» Task to carry out
Tally the lines in the data that follows that include the word "Customers", and report nothing but the total.

» Dataset entries
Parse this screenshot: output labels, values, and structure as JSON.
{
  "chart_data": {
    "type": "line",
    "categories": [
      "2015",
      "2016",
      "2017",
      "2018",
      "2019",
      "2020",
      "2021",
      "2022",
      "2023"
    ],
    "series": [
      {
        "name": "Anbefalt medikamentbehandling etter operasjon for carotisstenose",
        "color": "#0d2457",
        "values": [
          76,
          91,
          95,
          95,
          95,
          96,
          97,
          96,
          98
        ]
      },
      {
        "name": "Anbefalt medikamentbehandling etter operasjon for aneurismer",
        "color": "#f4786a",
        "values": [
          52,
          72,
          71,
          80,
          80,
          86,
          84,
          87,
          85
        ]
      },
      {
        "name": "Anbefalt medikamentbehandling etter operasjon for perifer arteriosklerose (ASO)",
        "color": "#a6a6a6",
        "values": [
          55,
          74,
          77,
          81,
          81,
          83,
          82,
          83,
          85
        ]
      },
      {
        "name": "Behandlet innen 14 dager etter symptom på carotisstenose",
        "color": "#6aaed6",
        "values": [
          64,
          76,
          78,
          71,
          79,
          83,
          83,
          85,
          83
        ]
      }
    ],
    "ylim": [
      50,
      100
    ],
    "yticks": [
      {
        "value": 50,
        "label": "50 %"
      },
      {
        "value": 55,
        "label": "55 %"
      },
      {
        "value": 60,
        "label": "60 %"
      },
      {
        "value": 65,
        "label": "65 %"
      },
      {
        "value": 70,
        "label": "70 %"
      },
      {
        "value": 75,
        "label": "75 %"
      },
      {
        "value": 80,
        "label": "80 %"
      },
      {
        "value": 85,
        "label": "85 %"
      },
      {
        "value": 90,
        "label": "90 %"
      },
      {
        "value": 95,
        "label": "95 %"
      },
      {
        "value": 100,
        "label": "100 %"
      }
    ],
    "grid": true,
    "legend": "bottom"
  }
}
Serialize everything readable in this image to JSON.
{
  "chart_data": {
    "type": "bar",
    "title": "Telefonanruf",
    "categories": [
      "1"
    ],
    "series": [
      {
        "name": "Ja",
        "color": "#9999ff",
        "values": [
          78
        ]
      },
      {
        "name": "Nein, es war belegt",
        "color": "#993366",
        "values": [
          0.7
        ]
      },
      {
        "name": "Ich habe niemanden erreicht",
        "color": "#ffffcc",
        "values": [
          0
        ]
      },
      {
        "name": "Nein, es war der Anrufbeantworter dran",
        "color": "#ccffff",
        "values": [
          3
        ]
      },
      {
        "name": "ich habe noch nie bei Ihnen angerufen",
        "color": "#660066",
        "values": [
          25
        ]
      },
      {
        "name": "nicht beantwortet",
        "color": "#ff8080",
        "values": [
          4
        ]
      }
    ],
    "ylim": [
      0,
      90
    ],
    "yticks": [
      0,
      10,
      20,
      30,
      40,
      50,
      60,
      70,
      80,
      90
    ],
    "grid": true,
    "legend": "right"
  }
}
--
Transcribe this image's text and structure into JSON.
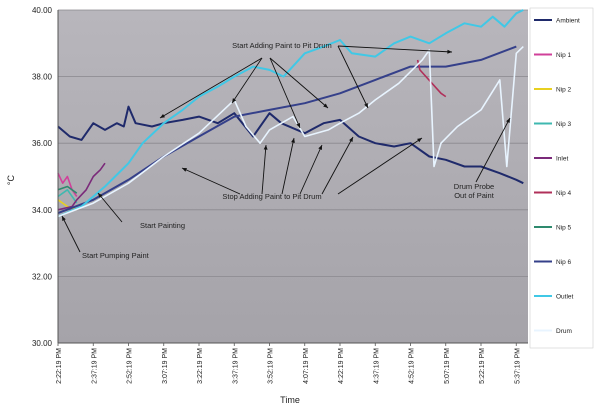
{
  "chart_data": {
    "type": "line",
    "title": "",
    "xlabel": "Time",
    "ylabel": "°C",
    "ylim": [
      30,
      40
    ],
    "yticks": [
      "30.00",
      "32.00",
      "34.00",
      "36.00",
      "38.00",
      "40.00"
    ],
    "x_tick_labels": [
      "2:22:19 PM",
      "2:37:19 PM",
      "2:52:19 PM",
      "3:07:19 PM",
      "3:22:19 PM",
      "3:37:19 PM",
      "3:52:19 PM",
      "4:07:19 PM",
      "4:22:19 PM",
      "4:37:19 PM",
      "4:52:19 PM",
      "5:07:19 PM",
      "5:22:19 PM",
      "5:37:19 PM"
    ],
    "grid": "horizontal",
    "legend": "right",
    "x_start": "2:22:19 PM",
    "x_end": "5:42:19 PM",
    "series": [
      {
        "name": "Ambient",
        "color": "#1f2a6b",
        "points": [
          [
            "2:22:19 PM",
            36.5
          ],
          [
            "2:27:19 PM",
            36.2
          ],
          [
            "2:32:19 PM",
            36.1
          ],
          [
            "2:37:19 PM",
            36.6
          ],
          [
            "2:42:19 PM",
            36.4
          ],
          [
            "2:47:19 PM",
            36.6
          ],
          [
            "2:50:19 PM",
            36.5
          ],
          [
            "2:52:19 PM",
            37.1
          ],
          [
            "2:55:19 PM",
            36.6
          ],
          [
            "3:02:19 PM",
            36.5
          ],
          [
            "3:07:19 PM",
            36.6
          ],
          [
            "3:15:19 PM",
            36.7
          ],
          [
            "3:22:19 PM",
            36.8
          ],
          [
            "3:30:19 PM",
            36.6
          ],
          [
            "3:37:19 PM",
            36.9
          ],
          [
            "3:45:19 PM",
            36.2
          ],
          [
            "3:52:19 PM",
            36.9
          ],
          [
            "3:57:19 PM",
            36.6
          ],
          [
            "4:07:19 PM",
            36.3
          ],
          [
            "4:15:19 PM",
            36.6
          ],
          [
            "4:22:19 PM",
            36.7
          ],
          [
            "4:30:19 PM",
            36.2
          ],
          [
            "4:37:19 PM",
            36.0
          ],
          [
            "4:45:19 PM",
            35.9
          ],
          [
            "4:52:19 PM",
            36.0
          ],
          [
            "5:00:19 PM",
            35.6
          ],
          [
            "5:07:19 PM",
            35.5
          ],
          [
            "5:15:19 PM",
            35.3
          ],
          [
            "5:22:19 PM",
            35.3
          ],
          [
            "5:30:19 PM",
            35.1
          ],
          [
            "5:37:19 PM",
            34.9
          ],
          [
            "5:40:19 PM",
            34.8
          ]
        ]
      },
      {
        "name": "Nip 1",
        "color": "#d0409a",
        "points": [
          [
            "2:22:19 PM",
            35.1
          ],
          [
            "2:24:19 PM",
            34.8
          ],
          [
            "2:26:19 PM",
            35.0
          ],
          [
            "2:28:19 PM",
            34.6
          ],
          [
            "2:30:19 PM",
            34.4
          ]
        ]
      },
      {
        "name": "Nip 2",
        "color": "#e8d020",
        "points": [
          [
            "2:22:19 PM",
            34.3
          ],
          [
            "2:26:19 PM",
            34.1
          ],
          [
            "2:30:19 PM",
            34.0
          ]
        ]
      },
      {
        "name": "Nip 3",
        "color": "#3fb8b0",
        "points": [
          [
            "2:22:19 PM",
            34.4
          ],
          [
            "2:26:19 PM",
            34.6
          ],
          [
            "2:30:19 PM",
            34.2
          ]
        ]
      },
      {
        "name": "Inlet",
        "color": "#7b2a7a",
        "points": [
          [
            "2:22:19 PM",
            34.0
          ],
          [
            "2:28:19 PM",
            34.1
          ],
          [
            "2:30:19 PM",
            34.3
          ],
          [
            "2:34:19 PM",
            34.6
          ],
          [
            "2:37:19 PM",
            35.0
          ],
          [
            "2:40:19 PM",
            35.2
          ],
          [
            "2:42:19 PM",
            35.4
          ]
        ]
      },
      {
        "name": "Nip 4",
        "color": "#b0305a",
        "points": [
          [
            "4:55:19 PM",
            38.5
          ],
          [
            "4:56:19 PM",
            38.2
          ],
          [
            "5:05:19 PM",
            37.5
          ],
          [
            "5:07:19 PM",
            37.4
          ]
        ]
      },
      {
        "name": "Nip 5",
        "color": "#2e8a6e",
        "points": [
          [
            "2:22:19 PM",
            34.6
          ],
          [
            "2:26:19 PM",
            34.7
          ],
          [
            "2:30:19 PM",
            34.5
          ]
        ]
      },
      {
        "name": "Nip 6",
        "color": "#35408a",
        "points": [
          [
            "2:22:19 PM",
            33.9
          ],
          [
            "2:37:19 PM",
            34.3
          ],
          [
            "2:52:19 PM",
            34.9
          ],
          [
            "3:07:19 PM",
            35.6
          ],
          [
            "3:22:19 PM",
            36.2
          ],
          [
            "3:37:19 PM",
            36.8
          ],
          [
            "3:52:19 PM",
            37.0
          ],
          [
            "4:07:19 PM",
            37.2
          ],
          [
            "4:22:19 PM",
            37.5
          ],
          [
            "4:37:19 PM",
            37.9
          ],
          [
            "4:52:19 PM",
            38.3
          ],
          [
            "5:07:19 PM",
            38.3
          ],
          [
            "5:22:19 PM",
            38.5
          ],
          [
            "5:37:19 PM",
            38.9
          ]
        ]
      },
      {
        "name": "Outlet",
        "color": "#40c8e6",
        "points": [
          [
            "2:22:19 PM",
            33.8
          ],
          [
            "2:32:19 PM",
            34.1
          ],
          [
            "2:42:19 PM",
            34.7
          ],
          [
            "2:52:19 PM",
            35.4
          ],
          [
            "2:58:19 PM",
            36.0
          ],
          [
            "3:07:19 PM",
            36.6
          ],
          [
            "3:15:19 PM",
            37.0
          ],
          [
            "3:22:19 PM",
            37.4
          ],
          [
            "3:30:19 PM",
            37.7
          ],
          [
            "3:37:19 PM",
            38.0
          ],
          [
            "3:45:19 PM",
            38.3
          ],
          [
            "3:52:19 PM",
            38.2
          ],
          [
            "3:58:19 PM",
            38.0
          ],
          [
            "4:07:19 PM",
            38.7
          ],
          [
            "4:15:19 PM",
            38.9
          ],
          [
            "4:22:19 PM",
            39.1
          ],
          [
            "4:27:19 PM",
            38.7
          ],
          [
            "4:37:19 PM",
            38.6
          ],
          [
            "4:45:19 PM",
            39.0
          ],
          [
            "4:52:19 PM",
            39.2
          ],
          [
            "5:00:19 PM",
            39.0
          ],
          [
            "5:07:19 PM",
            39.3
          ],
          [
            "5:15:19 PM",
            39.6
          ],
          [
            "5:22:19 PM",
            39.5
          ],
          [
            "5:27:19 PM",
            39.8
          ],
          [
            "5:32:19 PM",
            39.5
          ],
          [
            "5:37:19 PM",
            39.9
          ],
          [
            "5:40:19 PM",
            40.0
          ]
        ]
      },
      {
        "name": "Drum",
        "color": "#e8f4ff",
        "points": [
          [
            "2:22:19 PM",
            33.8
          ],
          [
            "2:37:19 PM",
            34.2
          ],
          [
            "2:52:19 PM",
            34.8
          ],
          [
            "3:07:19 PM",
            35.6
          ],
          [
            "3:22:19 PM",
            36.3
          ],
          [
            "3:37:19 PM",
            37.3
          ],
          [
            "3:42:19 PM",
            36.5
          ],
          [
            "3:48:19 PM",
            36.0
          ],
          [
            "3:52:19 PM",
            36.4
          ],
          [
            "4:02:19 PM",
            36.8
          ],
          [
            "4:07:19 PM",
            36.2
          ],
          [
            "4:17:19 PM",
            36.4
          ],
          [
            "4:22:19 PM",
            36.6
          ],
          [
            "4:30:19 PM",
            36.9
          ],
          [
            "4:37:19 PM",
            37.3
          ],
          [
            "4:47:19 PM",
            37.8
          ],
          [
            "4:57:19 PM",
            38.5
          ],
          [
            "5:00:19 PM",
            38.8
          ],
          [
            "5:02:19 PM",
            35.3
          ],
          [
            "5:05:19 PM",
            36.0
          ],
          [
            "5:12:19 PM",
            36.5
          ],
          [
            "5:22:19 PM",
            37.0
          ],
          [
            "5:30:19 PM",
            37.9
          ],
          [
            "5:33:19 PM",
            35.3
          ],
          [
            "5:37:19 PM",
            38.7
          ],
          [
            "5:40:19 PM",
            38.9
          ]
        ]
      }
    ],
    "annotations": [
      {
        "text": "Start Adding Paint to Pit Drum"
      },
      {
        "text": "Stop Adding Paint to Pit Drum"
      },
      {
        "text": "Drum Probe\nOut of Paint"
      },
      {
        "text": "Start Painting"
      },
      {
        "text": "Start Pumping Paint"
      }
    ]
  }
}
--
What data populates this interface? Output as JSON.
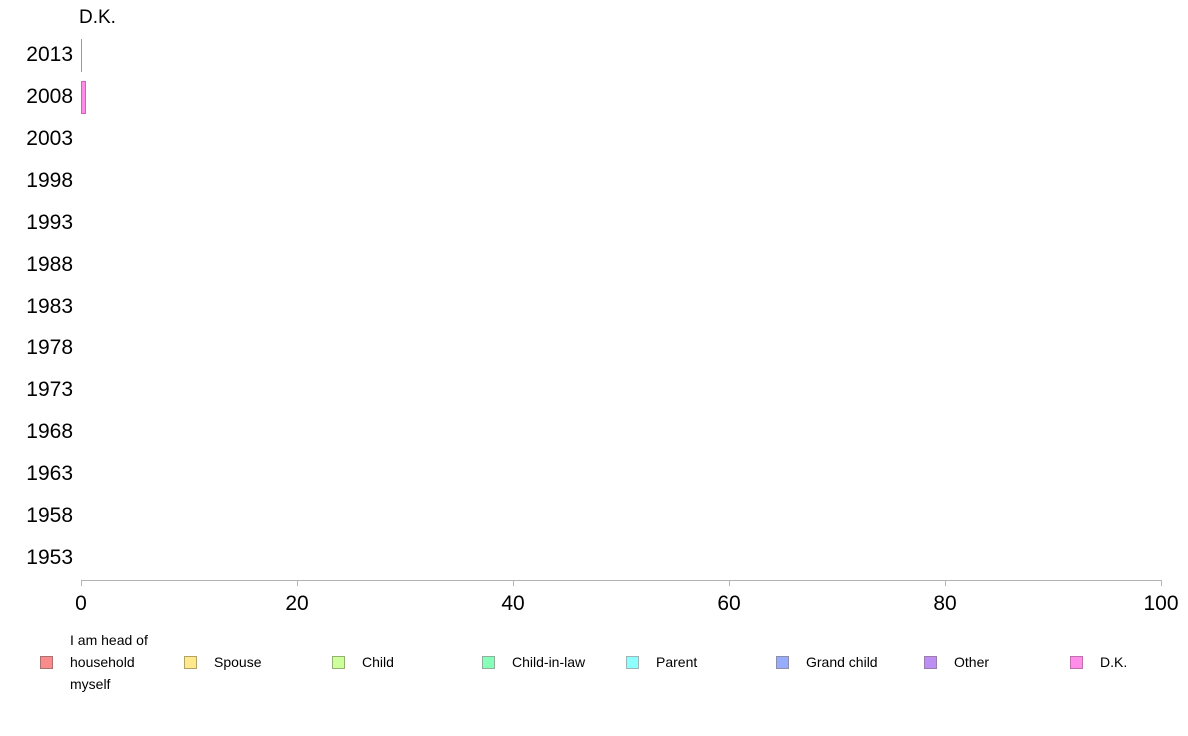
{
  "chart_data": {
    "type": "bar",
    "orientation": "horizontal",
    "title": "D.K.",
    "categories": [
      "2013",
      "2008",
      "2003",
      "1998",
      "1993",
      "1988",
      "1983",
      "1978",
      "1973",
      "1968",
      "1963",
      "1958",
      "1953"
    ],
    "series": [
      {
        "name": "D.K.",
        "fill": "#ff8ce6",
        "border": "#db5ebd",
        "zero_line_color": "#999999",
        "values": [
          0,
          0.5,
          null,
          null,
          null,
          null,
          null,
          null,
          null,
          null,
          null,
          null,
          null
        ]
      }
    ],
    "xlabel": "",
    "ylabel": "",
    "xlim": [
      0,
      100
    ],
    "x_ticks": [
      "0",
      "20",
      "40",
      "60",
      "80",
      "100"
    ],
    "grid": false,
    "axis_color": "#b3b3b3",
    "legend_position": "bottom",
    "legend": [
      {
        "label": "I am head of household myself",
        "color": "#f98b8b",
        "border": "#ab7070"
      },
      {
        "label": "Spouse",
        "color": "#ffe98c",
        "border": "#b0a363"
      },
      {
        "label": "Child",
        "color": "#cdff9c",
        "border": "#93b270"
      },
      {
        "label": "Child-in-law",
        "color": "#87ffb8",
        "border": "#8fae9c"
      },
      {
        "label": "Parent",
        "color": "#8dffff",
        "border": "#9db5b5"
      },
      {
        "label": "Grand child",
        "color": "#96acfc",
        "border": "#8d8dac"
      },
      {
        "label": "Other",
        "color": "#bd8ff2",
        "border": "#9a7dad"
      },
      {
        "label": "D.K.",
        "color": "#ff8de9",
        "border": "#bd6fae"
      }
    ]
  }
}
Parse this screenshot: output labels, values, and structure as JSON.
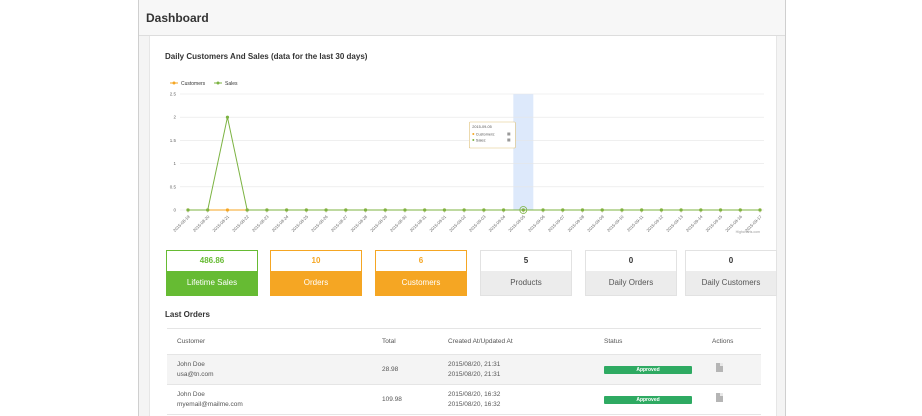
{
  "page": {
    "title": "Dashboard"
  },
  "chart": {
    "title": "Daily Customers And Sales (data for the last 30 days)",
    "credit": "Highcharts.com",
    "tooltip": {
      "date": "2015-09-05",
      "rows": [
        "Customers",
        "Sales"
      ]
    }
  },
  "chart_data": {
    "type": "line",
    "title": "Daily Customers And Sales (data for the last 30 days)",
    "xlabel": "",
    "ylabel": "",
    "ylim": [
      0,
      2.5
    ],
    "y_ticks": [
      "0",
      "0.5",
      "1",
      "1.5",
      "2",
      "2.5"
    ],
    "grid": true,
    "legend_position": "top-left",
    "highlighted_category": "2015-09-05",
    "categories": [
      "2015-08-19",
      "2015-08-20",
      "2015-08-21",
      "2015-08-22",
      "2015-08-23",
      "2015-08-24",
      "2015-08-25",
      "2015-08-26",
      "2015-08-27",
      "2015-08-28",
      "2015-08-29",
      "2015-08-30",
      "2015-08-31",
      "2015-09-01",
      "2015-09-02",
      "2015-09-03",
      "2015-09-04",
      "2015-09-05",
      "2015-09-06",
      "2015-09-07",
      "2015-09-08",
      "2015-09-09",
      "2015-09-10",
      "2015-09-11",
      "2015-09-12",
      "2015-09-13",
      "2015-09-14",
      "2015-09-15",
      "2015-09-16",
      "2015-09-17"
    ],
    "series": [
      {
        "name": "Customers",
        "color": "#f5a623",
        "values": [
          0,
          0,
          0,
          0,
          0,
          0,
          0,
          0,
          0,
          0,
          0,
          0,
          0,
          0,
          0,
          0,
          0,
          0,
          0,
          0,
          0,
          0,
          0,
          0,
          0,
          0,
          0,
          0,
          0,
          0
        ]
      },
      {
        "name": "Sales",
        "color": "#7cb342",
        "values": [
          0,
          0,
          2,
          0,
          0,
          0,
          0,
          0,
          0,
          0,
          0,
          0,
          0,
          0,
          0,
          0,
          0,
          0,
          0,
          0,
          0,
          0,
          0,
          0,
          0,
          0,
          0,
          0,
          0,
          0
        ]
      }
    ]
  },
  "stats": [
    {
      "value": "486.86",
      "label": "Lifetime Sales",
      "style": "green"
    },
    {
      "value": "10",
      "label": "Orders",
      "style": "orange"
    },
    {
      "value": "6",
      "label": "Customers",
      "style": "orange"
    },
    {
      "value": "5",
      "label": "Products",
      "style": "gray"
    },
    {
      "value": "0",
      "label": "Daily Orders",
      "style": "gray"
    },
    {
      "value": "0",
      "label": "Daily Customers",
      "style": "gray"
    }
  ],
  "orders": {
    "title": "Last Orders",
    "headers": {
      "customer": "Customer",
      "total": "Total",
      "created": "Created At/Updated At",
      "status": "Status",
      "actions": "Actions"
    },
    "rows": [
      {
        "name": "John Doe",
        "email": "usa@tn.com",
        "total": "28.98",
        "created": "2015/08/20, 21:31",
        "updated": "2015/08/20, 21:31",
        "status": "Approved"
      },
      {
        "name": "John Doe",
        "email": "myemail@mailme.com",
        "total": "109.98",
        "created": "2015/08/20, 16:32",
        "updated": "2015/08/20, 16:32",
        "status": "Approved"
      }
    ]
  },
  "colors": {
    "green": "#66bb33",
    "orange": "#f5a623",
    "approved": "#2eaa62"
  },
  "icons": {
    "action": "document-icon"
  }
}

» Reply
6